### Tasks to perform
**1.** In the forum thread on GraphQL and Zod, what example is given of a mutation parameter that is a slightly modified version of an already-defined type?
**2.** Write the next part of the forum thread on GraphQL and Zod, picking up right after its final sentence.

### Supplied text
____

2. I had a lot of trouble getting the codegen pipelines to work properly, and I got really sick of using codegen to create types for my queries. I also just don't like defining my queries as strings in the first place. There were scenarios where I would run slightly different variants of a query depending on some conditional logic and I had to define these queries separately. I'd much prefer to use a client-side query builder that can be used in conjunction with conditional logic but I couldn't find something to that effect (this was 15 months ago, perhaps things are different now).

3. This is far dumber but I've enjoyed building my own schema definition tooling so I can include whatever metadata on my types without needing to split up my definitions in one place. For instance, on every property of a given model, I'm able to include a name (e.g. "First name") that I can use to auto-generate forms and the like. With GraphQL I would define the model properties in GQL and the other metadata in a separate file. Again, it's dumb but it's a preference I have.

4. I don't like that you have to define relations on both sides in GQL. I'd rather "register" a bi-directional "edge" in one place, instead of splitting it into its two unidirectional "components". Again, just a (rather nitpicky) personal preference. I'm building some schema definition and querying tooling on top of Zod to this effect.

5. Typing the mutations was a huge PITA. Many mutation parameters are a slightly modified version of an already-defined type (e.g., a `createUser` mutation will accept a User instance but without the `id` property). But because all the definitions are in GQL, there isn't an easy way to represent this without highly duplicative typings, like this from the GraphQL docs:

  input MessageInput {
    content: String
    author: String
  }

  type Message {
    id: ID!
    content: String
    author: String
  }

  type Mutation {
    createMessage(input: MessageInput): Message
    updateMessage(id: ID!, input: MessageInput): Message
  }
I'm planning to look back into this given the upcoming release of Prisma 2 and the maturation of prisma-nexus, which I think solve some of these complaints.


This is great. I recently built a fairly large amount of functionality around io-ts, adding support for mixed required/optional fields, eliminating the need to deal with `Either` monads, and a whole lot of other stuff that's mostly just relevant to my company's usage. I think if this had been available at the time I was looking for an underlying library, it would have been a no brainer to choose this one.

Worth noting, another option is Runtypes[1], which also looks great. I can't remember off the top of my head why I ultimately picked io-ts over Runtypes, but it's another one for folks to consider (and I'd be curious what the Zod author thinks of it).

https://github.com/pelotom/runtypes


Oh, I do want to add one bit of minor feedback for the author: one of the things I like about the io-ts interface is that fields/codecs are values unless they require a parameter (e.g. `t.string` vs `z.string()`). It's a little bit easier for me to read. It's also not clear to me at a glance whether calling `z.string()` is creating a new instance of something and whether that affects the behavior of a given schema.


I personally prefer to standardize everything as a function. It also leaves some breathing room in case I decide to include parameters as part of a future API augmentation.


I hope you'll give me the opportunity to try to convince you otherwise.

I understand the context of this is that io-ts puts an onerous emphasis on FP concepts and data structures. But FP principles, when applied in an effective and usable way, are quite good. The make it easier to reason about and maintain code.

____

### Entries supplied
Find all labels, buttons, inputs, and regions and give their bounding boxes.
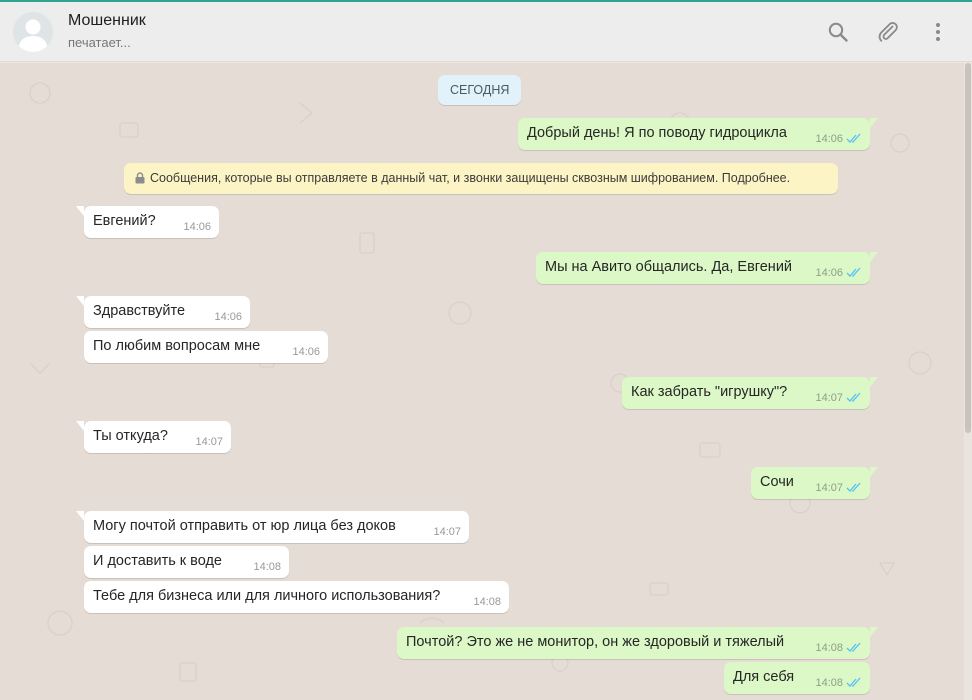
message-time: 14:06 [214, 311, 242, 323]
bubble-tail [870, 118, 878, 128]
double-check-icon [846, 267, 861, 277]
message-outgoing[interactable]: Мы на Авито общались. Да, Евгений 14:06 [536, 252, 878, 284]
message-incoming[interactable]: Евгений? 14:06 [76, 206, 219, 238]
bubble-tail [870, 627, 878, 637]
typing-status: печатает... [68, 35, 131, 50]
message-outgoing[interactable]: Добрый день! Я по поводу гидроцикла 14:0… [518, 118, 878, 150]
menu-icon[interactable] [926, 20, 950, 44]
default-avatar-icon [13, 12, 53, 52]
message-text: Сочи [760, 474, 794, 490]
double-check-icon [846, 133, 861, 143]
message-outgoing[interactable]: Почтой? Это же не монитор, он же здоровы… [397, 627, 878, 659]
message-incoming[interactable]: По любим вопросам мне 14:06 [84, 331, 328, 363]
message-incoming[interactable]: Здравствуйте 14:06 [76, 296, 250, 328]
message-time: 14:08 [253, 561, 281, 573]
lock-icon [135, 172, 145, 184]
message-time: 14:07 [815, 482, 843, 494]
encryption-notice-text: Сообщения, которые вы отправляете в данн… [150, 171, 791, 185]
double-check-icon [846, 642, 861, 652]
message-time: 14:07 [815, 392, 843, 404]
date-divider: СЕГОДНЯ [438, 75, 522, 105]
bubble-tail [76, 421, 84, 431]
message-text: Почтой? Это же не монитор, он же здоровы… [406, 634, 785, 650]
encryption-notice[interactable]: Сообщения, которые вы отправляете в данн… [124, 163, 838, 194]
bubble-tail [870, 467, 878, 477]
message-time: 14:06 [183, 221, 211, 233]
message-time: 14:08 [473, 596, 501, 608]
message-outgoing[interactable]: Как забрать "игрушку"? 14:07 [622, 377, 878, 409]
message-text: Добрый день! Я по поводу гидроцикла [527, 125, 787, 141]
message-text: По любим вопросам мне [93, 338, 261, 354]
scrollbar-thumb[interactable] [965, 63, 971, 433]
bubble-tail [76, 206, 84, 216]
double-check-icon [846, 482, 861, 492]
message-text: Тебе для бизнеса или для личного использ… [93, 588, 441, 604]
message-outgoing[interactable]: Для себя 14:08 [724, 662, 870, 694]
bubble-tail [870, 377, 878, 387]
message-incoming[interactable]: Ты откуда? 14:07 [76, 421, 231, 453]
chat-scrollbar[interactable] [964, 63, 972, 700]
message-text: Здравствуйте [93, 303, 186, 319]
message-time: 14:07 [433, 526, 461, 538]
bubble-tail [76, 511, 84, 521]
message-text: Мы на Авито общались. Да, Евгений [545, 259, 793, 275]
message-time: 14:06 [815, 133, 843, 145]
message-outgoing[interactable]: Сочи 14:07 [751, 467, 878, 499]
message-text: Ты откуда? [93, 428, 168, 444]
attach-icon[interactable] [876, 20, 900, 44]
contact-name[interactable]: Мошенник [68, 12, 146, 30]
message-text: И доставить к воде [93, 553, 222, 569]
message-incoming[interactable]: Могу почтой отправить от юр лица без док… [76, 511, 469, 543]
message-time: 14:08 [815, 642, 843, 654]
double-check-icon [846, 677, 861, 687]
message-time: 14:06 [292, 346, 320, 358]
search-icon[interactable] [826, 20, 850, 44]
message-text: Для себя [733, 669, 795, 685]
message-time: 14:06 [815, 267, 843, 279]
message-time: 14:07 [195, 436, 223, 448]
chat-header: Мошенник печатает... [0, 2, 972, 62]
message-text: Евгений? [93, 213, 156, 229]
avatar[interactable] [13, 12, 53, 52]
message-text: Как забрать "игрушку"? [631, 384, 788, 400]
bubble-tail [76, 296, 84, 306]
message-text: Могу почтой отправить от юр лица без док… [93, 518, 396, 534]
message-time: 14:08 [815, 677, 843, 689]
message-incoming[interactable]: И доставить к воде 14:08 [84, 546, 289, 578]
message-incoming[interactable]: Тебе для бизнеса или для личного использ… [84, 581, 509, 613]
chat-panel[interactable]: СЕГОДНЯ Сообщения, которые вы отправляет… [0, 63, 964, 700]
bubble-tail [870, 252, 878, 262]
double-check-icon [846, 392, 861, 402]
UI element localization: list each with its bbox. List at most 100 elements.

____

### Answers given
**1.** A `createUser` mutation that accepts a User instance without the `id` property.

**2.**
One such principle is that a "function" with no parameters is a good sign that it will cause some kind of side effect. I sort of hinted at this when I questioned the design, when I said that it wasn't clear to me whether calling these functions was producing new instances and whether those new instances affect behavior.

I would also argue that leaving room to parameterize primitive types is leaving room to make a drastically more complicated API in the future. A `string` with "options" suddenly becomes its own sub-API.

While io-ts is more complicated, once learnt its API is more predictable. A `Type` is a value. An `interface` (or similar) type is a `Record<string, Type>`. Always. `Type`s can be augmented/composed/etc (and you may provide a function that accepts one or more `Type`s as parameters to accomplish that), but they always resolve to a value. The value can be reused without concern about side effects.


Very strongly agreeing with this assessment and hoping Colin will come to agree.

A zero-argument function is either a constant, or a side-effect. Given we don’t want a side-effect, exposing a constant instead of an effectful-looking function is preferable.


Re: runtypes. Not sure how I missed this, it looks like an excellent tool.

No support for recursive types (which I personally want/need for my project).

I really like their API for constraint checking...might have to steal that...

[UPDATE] runtypes does support recursive types! My bad!


FWIW, runtypes is now part of my standard utility kit (along with utility-types[0]) for every TypeScript project I start. I don't leave home without it, and (AFAIK) it checks off every box mentioned as a problem by the author of the article.

At my employer, I just whacked it straight into our new API codebase on day one and people took to it immediately. It's great, great stuff.

[0]: https://github.com/piotrwitek/utility-types


Second runtypes! It's really Yup but Typescript-first, which is exactly what a lot of people need, per OP's article. The great thing is that there's no need to standardize these libraries - it's trivial, for instance, to build a quick utility wrapper around https://react-hook-form.com/api/#validationResolver that hooks into your runtime-compiletime schema library of choice!


I'd really like something like a compiler step/plugin to generate the validators from the declared typescript types.


You can generate JSON Schema from TS with this library: https://github.com/YousefED/typescript-json-schema

It's certainly conceivable to build an equivalent for Zod but you'll eventually want to validate types that aren't expressible in TS (i.e. Integer).


This looks like it generates JSON Schema, but not runtime validators?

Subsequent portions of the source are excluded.